> The input:
━━━
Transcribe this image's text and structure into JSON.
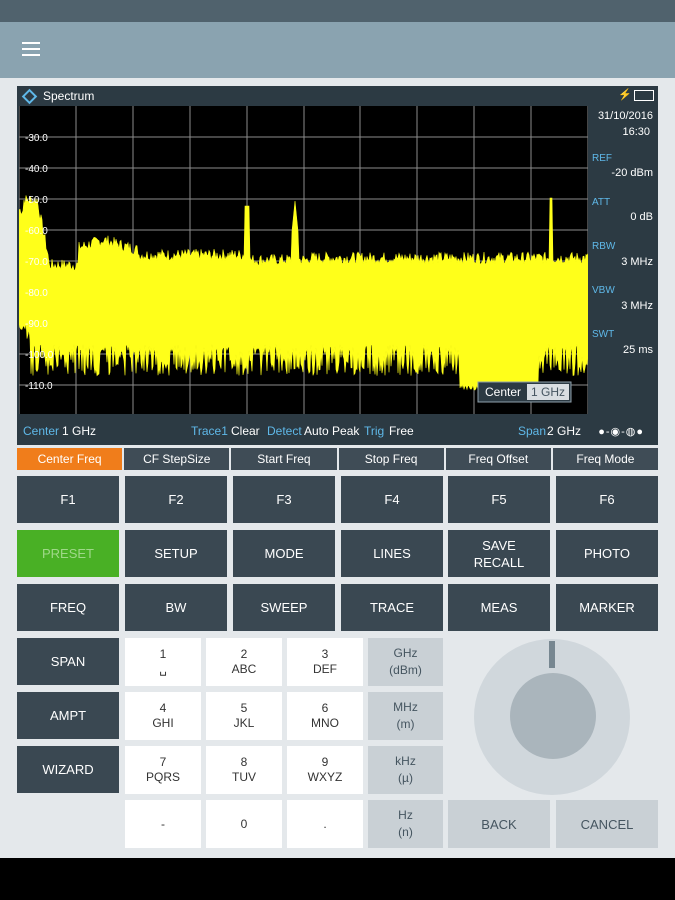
{
  "instrument": {
    "title": "Spectrum",
    "date": "31/10/2016",
    "time": "16:30",
    "ref_label": "REF",
    "ref_value": "-20 dBm",
    "att_label": "ATT",
    "att_value": "0 dB",
    "rbw_label": "RBW",
    "rbw_value": "3 MHz",
    "vbw_label": "VBW",
    "vbw_value": "3 MHz",
    "swt_label": "SWT",
    "swt_value": "25 ms",
    "y_ticks": [
      "-30.0",
      "-40.0",
      "-50.0",
      "-60.0",
      "-70.0",
      "-80.0",
      "-90.0",
      "-100.0",
      "-110.0"
    ],
    "marker_label": "Center",
    "marker_value": "1 GHz",
    "footer": {
      "center_label": "Center",
      "center_value": "1 GHz",
      "trace_label": "Trace1",
      "trace_value": "Clear",
      "detect_label": "Detect",
      "detect_value": "Auto Peak",
      "trig_label": "Trig",
      "trig_value": "Free",
      "span_label": "Span",
      "span_value": "2 GHz"
    },
    "colors": {
      "trace": "#ffff1a",
      "accent": "#5fb8e8",
      "active_tab": "#f07d1b",
      "preset": "#49b025"
    }
  },
  "softkeys": [
    "Center Freq",
    "CF StepSize",
    "Start Freq",
    "Stop Freq",
    "Freq Offset",
    "Freq Mode"
  ],
  "fkeys": [
    "F1",
    "F2",
    "F3",
    "F4",
    "F5",
    "F6"
  ],
  "row2": [
    "PRESET",
    "SETUP",
    "MODE",
    "LINES",
    "SAVE\nRECALL",
    "PHOTO"
  ],
  "row3": [
    "FREQ",
    "BW",
    "SWEEP",
    "TRACE",
    "MEAS",
    "MARKER"
  ],
  "left_keys": [
    "SPAN",
    "AMPT",
    "WIZARD"
  ],
  "numpad": [
    {
      "digit": "1",
      "letters": "␣"
    },
    {
      "digit": "2",
      "letters": "ABC"
    },
    {
      "digit": "3",
      "letters": "DEF"
    },
    {
      "digit": "4",
      "letters": "GHI"
    },
    {
      "digit": "5",
      "letters": "JKL"
    },
    {
      "digit": "6",
      "letters": "MNO"
    },
    {
      "digit": "7",
      "letters": "PQRS"
    },
    {
      "digit": "8",
      "letters": "TUV"
    },
    {
      "digit": "9",
      "letters": "WXYZ"
    },
    {
      "digit": "-",
      "letters": ""
    },
    {
      "digit": "0",
      "letters": ""
    },
    {
      "digit": ".",
      "letters": ""
    }
  ],
  "units": [
    "GHz\n(dBm)",
    "MHz\n(m)",
    "kHz\n(µ)",
    "Hz\n(n)"
  ],
  "back_label": "BACK",
  "cancel_label": "CANCEL",
  "icons": {
    "menu": "hamburger-icon",
    "charging": "bolt-icon",
    "battery": "battery-icon"
  }
}
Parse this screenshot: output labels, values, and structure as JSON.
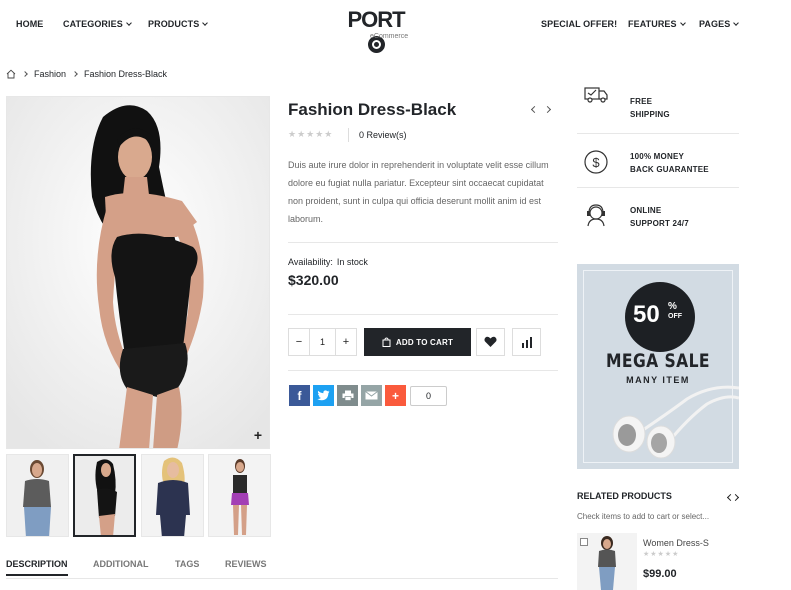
{
  "nav": {
    "left": [
      {
        "label": "HOME"
      },
      {
        "label": "CATEGORIES"
      },
      {
        "label": "PRODUCTS"
      }
    ],
    "right": [
      {
        "label": "SPECIAL OFFER!"
      },
      {
        "label": "FEATURES"
      },
      {
        "label": "PAGES"
      }
    ]
  },
  "logo": {
    "main_left": "PORT",
    "sub": "eCommerce"
  },
  "breadcrumb": {
    "items": [
      "Fashion",
      "Fashion Dress-Black"
    ]
  },
  "product": {
    "title": "Fashion Dress-Black",
    "rating_stars": "★★★★★",
    "reviews": "0 Review(s)",
    "description": "Duis aute irure dolor in reprehenderit in voluptate velit esse cillum dolore eu fugiat nulla pariatur. Excepteur sint occaecat cupidatat non proident, sunt in culpa qui officia deserunt mollit anim id est laborum.",
    "availability_label": "Availability:",
    "availability_value": "In stock",
    "price": "$320.00",
    "quantity": "1",
    "qty_minus": "−",
    "qty_plus": "+",
    "add_to_cart": "ADD TO CART",
    "share_count": "0"
  },
  "tabs": [
    "DESCRIPTION",
    "ADDITIONAL",
    "TAGS",
    "REVIEWS"
  ],
  "features": [
    {
      "line1": "FREE",
      "line2": "SHIPPING",
      "icon": "truck-icon"
    },
    {
      "line1": "100% MONEY",
      "line2": "BACK GUARANTEE",
      "icon": "dollar-icon"
    },
    {
      "line1": "ONLINE",
      "line2": "SUPPORT 24/7",
      "icon": "support-icon"
    }
  ],
  "banner": {
    "percent": "50",
    "percent_sign": "%",
    "off": "OFF",
    "title": "MEGA SALE",
    "subtitle": "MANY ITEM"
  },
  "related": {
    "title": "RELATED PRODUCTS",
    "subtitle": "Check items to add to cart or select...",
    "items": [
      {
        "name": "Women Dress-S",
        "stars": "★★★★★",
        "price": "$99.00"
      }
    ]
  },
  "colors": {
    "dark": "#222529",
    "facebook": "#3b5998",
    "twitter": "#1da1f2",
    "print": "#7f8c8d",
    "email": "#95a5a6",
    "plus": "#fa5a3c",
    "banner": "#d2dbe3"
  }
}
━━━
> Instructions to follow: Copy every line of the entries above in which "this" occurs.

> Exercise answer:
Transcribe this image's text and structure into JSON.
Parse this screenshot: output labels, values, and structure as JSON.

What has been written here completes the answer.